What you should do: Output every entry exactly as given.

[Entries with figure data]
******************************
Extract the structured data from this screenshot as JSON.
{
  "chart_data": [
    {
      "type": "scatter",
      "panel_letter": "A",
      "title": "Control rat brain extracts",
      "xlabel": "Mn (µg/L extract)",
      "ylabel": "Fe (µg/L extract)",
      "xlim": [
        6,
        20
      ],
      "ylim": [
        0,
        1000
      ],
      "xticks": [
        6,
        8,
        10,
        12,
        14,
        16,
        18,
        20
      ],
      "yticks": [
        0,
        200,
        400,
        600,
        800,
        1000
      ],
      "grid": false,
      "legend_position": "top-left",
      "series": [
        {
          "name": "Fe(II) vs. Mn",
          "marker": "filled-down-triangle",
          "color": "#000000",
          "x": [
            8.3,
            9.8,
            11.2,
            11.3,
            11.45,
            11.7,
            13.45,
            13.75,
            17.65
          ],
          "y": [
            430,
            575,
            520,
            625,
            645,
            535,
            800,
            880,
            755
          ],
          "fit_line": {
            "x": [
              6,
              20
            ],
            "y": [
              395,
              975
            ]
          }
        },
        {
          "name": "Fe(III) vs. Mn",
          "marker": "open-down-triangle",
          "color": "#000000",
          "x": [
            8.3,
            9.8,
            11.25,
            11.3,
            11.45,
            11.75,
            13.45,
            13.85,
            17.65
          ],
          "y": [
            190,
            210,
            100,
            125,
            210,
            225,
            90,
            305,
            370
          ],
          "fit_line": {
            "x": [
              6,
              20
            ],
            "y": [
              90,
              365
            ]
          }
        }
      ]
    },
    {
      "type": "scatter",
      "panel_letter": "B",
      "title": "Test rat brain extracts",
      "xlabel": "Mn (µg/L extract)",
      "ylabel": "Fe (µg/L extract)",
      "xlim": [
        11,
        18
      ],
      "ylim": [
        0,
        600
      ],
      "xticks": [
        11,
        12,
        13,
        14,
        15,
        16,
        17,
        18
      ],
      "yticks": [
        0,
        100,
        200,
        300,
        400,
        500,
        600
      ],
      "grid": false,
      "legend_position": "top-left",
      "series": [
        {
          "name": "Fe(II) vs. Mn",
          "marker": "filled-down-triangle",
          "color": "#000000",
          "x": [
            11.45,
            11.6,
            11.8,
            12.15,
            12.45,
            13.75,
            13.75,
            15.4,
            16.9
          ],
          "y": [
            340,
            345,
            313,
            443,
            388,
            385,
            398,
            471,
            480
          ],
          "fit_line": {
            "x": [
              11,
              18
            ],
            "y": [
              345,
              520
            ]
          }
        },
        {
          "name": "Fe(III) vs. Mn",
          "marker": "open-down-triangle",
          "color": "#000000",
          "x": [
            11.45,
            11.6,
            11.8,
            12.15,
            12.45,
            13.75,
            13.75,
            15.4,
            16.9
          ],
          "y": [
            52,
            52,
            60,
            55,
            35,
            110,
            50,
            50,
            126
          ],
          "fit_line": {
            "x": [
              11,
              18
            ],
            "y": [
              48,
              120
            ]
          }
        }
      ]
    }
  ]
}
******************************
Solution to this problem:
Extract the structured data from this screenshot as JSON.
{
  "chart_data": [
    {
      "type": "scatter",
      "panel_letter": "A",
      "title": "Control rat brain extracts",
      "xlabel": "Mn (µg/L extract)",
      "ylabel": "Fe (µg/L extract)",
      "xlim": [
        6,
        20
      ],
      "ylim": [
        0,
        1000
      ],
      "xticks": [
        6,
        8,
        10,
        12,
        14,
        16,
        18,
        20
      ],
      "yticks": [
        0,
        200,
        400,
        600,
        800,
        1000
      ],
      "grid": false,
      "legend_position": "top-left",
      "series": [
        {
          "name": "Fe(II) vs. Mn",
          "marker": "filled-down-triangle",
          "color": "#000000",
          "x": [
            8.3,
            9.8,
            11.2,
            11.3,
            11.45,
            11.7,
            13.45,
            13.75,
            17.65
          ],
          "y": [
            430,
            575,
            520,
            625,
            645,
            535,
            800,
            880,
            755
          ],
          "fit_line": {
            "x": [
              6,
              20
            ],
            "y": [
              395,
              975
            ]
          }
        },
        {
          "name": "Fe(III) vs. Mn",
          "marker": "open-down-triangle",
          "color": "#000000",
          "x": [
            8.3,
            9.8,
            11.25,
            11.3,
            11.45,
            11.75,
            13.45,
            13.85,
            17.65
          ],
          "y": [
            190,
            210,
            100,
            125,
            210,
            225,
            90,
            305,
            370
          ],
          "fit_line": {
            "x": [
              6,
              20
            ],
            "y": [
              90,
              365
            ]
          }
        }
      ]
    },
    {
      "type": "scatter",
      "panel_letter": "B",
      "title": "Test rat brain extracts",
      "xlabel": "Mn (µg/L extract)",
      "ylabel": "Fe (µg/L extract)",
      "xlim": [
        11,
        18
      ],
      "ylim": [
        0,
        600
      ],
      "xticks": [
        11,
        12,
        13,
        14,
        15,
        16,
        17,
        18
      ],
      "yticks": [
        0,
        100,
        200,
        300,
        400,
        500,
        600
      ],
      "grid": false,
      "legend_position": "top-left",
      "series": [
        {
          "name": "Fe(II) vs. Mn",
          "marker": "filled-down-triangle",
          "color": "#000000",
          "x": [
            11.45,
            11.6,
            11.8,
            12.15,
            12.45,
            13.75,
            13.75,
            15.4,
            16.9
          ],
          "y": [
            340,
            345,
            313,
            443,
            388,
            385,
            398,
            471,
            480
          ],
          "fit_line": {
            "x": [
              11,
              18
            ],
            "y": [
              345,
              520
            ]
          }
        },
        {
          "name": "Fe(III) vs. Mn",
          "marker": "open-down-triangle",
          "color": "#000000",
          "x": [
            11.45,
            11.6,
            11.8,
            12.15,
            12.45,
            13.75,
            13.75,
            15.4,
            16.9
          ],
          "y": [
            52,
            52,
            60,
            55,
            35,
            110,
            50,
            50,
            126
          ],
          "fit_line": {
            "x": [
              11,
              18
            ],
            "y": [
              48,
              120
            ]
          }
        }
      ]
    }
  ]
}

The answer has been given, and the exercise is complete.